## Challenge
Reproduce the material exactly, omitting nothing.

Data entries:
%%
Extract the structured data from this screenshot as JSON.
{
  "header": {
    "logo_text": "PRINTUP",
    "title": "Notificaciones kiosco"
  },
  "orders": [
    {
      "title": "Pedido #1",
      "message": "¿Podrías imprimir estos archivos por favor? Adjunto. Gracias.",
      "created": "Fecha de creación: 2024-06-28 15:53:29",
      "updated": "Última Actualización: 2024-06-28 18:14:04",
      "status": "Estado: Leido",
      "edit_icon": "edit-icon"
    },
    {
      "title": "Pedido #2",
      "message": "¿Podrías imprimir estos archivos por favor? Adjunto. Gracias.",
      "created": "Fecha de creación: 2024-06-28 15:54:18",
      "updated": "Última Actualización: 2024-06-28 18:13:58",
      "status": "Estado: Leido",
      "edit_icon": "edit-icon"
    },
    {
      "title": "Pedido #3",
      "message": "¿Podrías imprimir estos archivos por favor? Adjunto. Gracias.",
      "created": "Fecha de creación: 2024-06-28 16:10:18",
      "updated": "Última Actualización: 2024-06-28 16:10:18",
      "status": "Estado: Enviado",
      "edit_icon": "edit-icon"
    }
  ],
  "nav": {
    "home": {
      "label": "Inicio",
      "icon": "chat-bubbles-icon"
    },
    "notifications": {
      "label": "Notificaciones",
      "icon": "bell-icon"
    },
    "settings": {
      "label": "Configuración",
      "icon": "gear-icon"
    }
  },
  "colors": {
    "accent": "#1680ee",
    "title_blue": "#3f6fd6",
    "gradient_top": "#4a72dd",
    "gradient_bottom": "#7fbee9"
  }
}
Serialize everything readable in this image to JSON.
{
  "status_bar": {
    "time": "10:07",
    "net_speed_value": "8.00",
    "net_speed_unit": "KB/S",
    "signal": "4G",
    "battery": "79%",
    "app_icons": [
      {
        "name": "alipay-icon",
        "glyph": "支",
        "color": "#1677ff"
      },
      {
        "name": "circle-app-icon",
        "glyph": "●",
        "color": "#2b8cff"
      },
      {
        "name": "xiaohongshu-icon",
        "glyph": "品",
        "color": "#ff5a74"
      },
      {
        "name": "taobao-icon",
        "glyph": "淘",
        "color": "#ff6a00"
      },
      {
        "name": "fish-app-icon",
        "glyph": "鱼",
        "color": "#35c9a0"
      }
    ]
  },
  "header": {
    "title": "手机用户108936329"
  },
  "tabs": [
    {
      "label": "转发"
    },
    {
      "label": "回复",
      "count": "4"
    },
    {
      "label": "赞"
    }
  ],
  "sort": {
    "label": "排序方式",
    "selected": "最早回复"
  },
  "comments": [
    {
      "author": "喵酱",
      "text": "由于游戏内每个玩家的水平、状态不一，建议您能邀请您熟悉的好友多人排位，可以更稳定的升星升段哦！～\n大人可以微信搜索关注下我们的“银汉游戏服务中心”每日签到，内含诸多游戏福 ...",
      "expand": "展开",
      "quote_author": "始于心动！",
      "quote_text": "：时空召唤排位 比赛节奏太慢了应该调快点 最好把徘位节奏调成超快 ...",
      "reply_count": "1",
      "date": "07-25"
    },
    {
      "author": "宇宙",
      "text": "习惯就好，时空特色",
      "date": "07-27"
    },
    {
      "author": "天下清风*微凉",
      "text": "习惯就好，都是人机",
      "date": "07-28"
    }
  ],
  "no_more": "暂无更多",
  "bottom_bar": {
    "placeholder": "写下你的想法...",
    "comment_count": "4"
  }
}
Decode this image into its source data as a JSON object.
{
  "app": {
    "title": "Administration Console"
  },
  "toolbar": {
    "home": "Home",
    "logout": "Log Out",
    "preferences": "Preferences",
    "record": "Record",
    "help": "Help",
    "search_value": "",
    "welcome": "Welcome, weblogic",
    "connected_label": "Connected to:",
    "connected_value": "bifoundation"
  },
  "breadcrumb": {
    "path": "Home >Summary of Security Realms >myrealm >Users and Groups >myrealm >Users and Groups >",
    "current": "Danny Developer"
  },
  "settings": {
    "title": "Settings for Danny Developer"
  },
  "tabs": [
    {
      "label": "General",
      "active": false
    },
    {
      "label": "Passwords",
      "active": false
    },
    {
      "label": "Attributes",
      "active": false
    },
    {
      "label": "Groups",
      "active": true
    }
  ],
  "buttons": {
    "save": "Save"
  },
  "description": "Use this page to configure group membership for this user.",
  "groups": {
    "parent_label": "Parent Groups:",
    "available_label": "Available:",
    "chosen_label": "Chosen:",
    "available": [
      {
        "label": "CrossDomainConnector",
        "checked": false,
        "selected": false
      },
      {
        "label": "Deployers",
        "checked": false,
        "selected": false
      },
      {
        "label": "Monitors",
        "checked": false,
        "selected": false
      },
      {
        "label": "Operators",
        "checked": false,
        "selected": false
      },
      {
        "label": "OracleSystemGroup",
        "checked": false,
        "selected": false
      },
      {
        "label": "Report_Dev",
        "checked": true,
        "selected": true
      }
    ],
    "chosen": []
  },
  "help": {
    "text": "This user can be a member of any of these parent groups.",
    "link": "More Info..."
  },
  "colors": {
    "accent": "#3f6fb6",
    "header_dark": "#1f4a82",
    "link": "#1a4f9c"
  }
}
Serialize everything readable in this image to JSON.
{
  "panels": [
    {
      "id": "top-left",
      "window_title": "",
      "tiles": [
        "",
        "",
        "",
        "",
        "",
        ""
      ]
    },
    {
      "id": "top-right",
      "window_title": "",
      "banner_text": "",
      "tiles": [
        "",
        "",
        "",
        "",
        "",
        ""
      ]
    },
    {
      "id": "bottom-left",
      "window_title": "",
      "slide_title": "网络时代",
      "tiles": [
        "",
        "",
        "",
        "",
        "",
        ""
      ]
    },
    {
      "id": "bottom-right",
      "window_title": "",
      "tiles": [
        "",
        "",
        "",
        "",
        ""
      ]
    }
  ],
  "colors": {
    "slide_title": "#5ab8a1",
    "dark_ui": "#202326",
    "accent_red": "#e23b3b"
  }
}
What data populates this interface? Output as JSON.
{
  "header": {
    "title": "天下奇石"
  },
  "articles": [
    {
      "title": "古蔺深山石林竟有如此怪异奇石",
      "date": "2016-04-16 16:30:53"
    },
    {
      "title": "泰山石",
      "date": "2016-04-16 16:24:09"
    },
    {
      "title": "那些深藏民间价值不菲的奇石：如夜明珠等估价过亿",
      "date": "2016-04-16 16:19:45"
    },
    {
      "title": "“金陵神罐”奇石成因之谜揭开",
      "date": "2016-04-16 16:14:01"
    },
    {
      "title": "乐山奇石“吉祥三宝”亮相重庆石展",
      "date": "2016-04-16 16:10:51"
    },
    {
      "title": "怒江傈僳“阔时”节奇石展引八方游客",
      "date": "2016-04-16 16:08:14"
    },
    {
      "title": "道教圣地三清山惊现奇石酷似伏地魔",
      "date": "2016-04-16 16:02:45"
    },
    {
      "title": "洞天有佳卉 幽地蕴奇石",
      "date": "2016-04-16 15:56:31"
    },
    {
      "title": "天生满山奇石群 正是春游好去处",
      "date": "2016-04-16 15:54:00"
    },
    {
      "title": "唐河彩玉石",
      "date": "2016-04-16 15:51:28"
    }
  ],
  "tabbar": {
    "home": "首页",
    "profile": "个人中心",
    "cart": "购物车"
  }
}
%%
## Response to this task
Extract the structured data from this screenshot as JSON.
{
  "header": {
    "logo_text": "PRINTUP",
    "title": "Notificaciones kiosco"
  },
  "orders": [
    {
      "title": "Pedido #1",
      "message": "¿Podrías imprimir estos archivos por favor? Adjunto. Gracias.",
      "created": "Fecha de creación: 2024-06-28 15:53:29",
      "updated": "Última Actualización: 2024-06-28 18:14:04",
      "status": "Estado: Leido",
      "edit_icon": "edit-icon"
    },
    {
      "title": "Pedido #2",
      "message": "¿Podrías imprimir estos archivos por favor? Adjunto. Gracias.",
      "created": "Fecha de creación: 2024-06-28 15:54:18",
      "updated": "Última Actualización: 2024-06-28 18:13:58",
      "status": "Estado: Leido",
      "edit_icon": "edit-icon"
    },
    {
      "title": "Pedido #3",
      "message": "¿Podrías imprimir estos archivos por favor? Adjunto. Gracias.",
      "created": "Fecha de creación: 2024-06-28 16:10:18",
      "updated": "Última Actualización: 2024-06-28 16:10:18",
      "status": "Estado: Enviado",
      "edit_icon": "edit-icon"
    }
  ],
  "nav": {
    "home": {
      "label": "Inicio",
      "icon": "chat-bubbles-icon"
    },
    "notifications": {
      "label": "Notificaciones",
      "icon": "bell-icon"
    },
    "settings": {
      "label": "Configuración",
      "icon": "gear-icon"
    }
  },
  "colors": {
    "accent": "#1680ee",
    "title_blue": "#3f6fd6",
    "gradient_top": "#4a72dd",
    "gradient_bottom": "#7fbee9"
  }
}
Serialize everything readable in this image to JSON.
{
  "status_bar": {
    "time": "10:07",
    "net_speed_value": "8.00",
    "net_speed_unit": "KB/S",
    "signal": "4G",
    "battery": "79%",
    "app_icons": [
      {
        "name": "alipay-icon",
        "glyph": "支",
        "color": "#1677ff"
      },
      {
        "name": "circle-app-icon",
        "glyph": "●",
        "color": "#2b8cff"
      },
      {
        "name": "xiaohongshu-icon",
        "glyph": "品",
        "color": "#ff5a74"
      },
      {
        "name": "taobao-icon",
        "glyph": "淘",
        "color": "#ff6a00"
      },
      {
        "name": "fish-app-icon",
        "glyph": "鱼",
        "color": "#35c9a0"
      }
    ]
  },
  "header": {
    "title": "手机用户108936329"
  },
  "tabs": [
    {
      "label": "转发"
    },
    {
      "label": "回复",
      "count": "4"
    },
    {
      "label": "赞"
    }
  ],
  "sort": {
    "label": "排序方式",
    "selected": "最早回复"
  },
  "comments": [
    {
      "author": "喵酱",
      "text": "由于游戏内每个玩家的水平、状态不一，建议您能邀请您熟悉的好友多人排位，可以更稳定的升星升段哦！～\n大人可以微信搜索关注下我们的“银汉游戏服务中心”每日签到，内含诸多游戏福 ...",
      "expand": "展开",
      "quote_author": "始于心动！",
      "quote_text": "：时空召唤排位 比赛节奏太慢了应该调快点 最好把徘位节奏调成超快 ...",
      "reply_count": "1",
      "date": "07-25"
    },
    {
      "author": "宇宙",
      "text": "习惯就好，时空特色",
      "date": "07-27"
    },
    {
      "author": "天下清风*微凉",
      "text": "习惯就好，都是人机",
      "date": "07-28"
    }
  ],
  "no_more": "暂无更多",
  "bottom_bar": {
    "placeholder": "写下你的想法...",
    "comment_count": "4"
  }
}
Decode this image into its source data as a JSON object.
{
  "app": {
    "title": "Administration Console"
  },
  "toolbar": {
    "home": "Home",
    "logout": "Log Out",
    "preferences": "Preferences",
    "record": "Record",
    "help": "Help",
    "search_value": "",
    "welcome": "Welcome, weblogic",
    "connected_label": "Connected to:",
    "connected_value": "bifoundation"
  },
  "breadcrumb": {
    "path": "Home >Summary of Security Realms >myrealm >Users and Groups >myrealm >Users and Groups >",
    "current": "Danny Developer"
  },
  "settings": {
    "title": "Settings for Danny Developer"
  },
  "tabs": [
    {
      "label": "General",
      "active": false
    },
    {
      "label": "Passwords",
      "active": false
    },
    {
      "label": "Attributes",
      "active": false
    },
    {
      "label": "Groups",
      "active": true
    }
  ],
  "buttons": {
    "save": "Save"
  },
  "description": "Use this page to configure group membership for this user.",
  "groups": {
    "parent_label": "Parent Groups:",
    "available_label": "Available:",
    "chosen_label": "Chosen:",
    "available": [
      {
        "label": "CrossDomainConnector",
        "checked": false,
        "selected": false
      },
      {
        "label": "Deployers",
        "checked": false,
        "selected": false
      },
      {
        "label": "Monitors",
        "checked": false,
        "selected": false
      },
      {
        "label": "Operators",
        "checked": false,
        "selected": false
      },
      {
        "label": "OracleSystemGroup",
        "checked": false,
        "selected": false
      },
      {
        "label": "Report_Dev",
        "checked": true,
        "selected": true
      }
    ],
    "chosen": []
  },
  "help": {
    "text": "This user can be a member of any of these parent groups.",
    "link": "More Info..."
  },
  "colors": {
    "accent": "#3f6fb6",
    "header_dark": "#1f4a82",
    "link": "#1a4f9c"
  }
}
Serialize everything readable in this image to JSON.
{
  "panels": [
    {
      "id": "top-left",
      "window_title": "",
      "tiles": [
        "",
        "",
        "",
        "",
        "",
        ""
      ]
    },
    {
      "id": "top-right",
      "window_title": "",
      "banner_text": "",
      "tiles": [
        "",
        "",
        "",
        "",
        "",
        ""
      ]
    },
    {
      "id": "bottom-left",
      "window_title": "",
      "slide_title": "网络时代",
      "tiles": [
        "",
        "",
        "",
        "",
        "",
        ""
      ]
    },
    {
      "id": "bottom-right",
      "window_title": "",
      "tiles": [
        "",
        "",
        "",
        "",
        ""
      ]
    }
  ],
  "colors": {
    "slide_title": "#5ab8a1",
    "dark_ui": "#202326",
    "accent_red": "#e23b3b"
  }
}
What data populates this interface? Output as JSON.
{
  "header": {
    "title": "天下奇石"
  },
  "articles": [
    {
      "title": "古蔺深山石林竟有如此怪异奇石",
      "date": "2016-04-16 16:30:53"
    },
    {
      "title": "泰山石",
      "date": "2016-04-16 16:24:09"
    },
    {
      "title": "那些深藏民间价值不菲的奇石：如夜明珠等估价过亿",
      "date": "2016-04-16 16:19:45"
    },
    {
      "title": "“金陵神罐”奇石成因之谜揭开",
      "date": "2016-04-16 16:14:01"
    },
    {
      "title": "乐山奇石“吉祥三宝”亮相重庆石展",
      "date": "2016-04-16 16:10:51"
    },
    {
      "title": "怒江傈僳“阔时”节奇石展引八方游客",
      "date": "2016-04-16 16:08:14"
    },
    {
      "title": "道教圣地三清山惊现奇石酷似伏地魔",
      "date": "2016-04-16 16:02:45"
    },
    {
      "title": "洞天有佳卉 幽地蕴奇石",
      "date": "2016-04-16 15:56:31"
    },
    {
      "title": "天生满山奇石群 正是春游好去处",
      "date": "2016-04-16 15:54:00"
    },
    {
      "title": "唐河彩玉石",
      "date": "2016-04-16 15:51:28"
    }
  ],
  "tabbar": {
    "home": "首页",
    "profile": "个人中心",
    "cart": "购物车"
  }
}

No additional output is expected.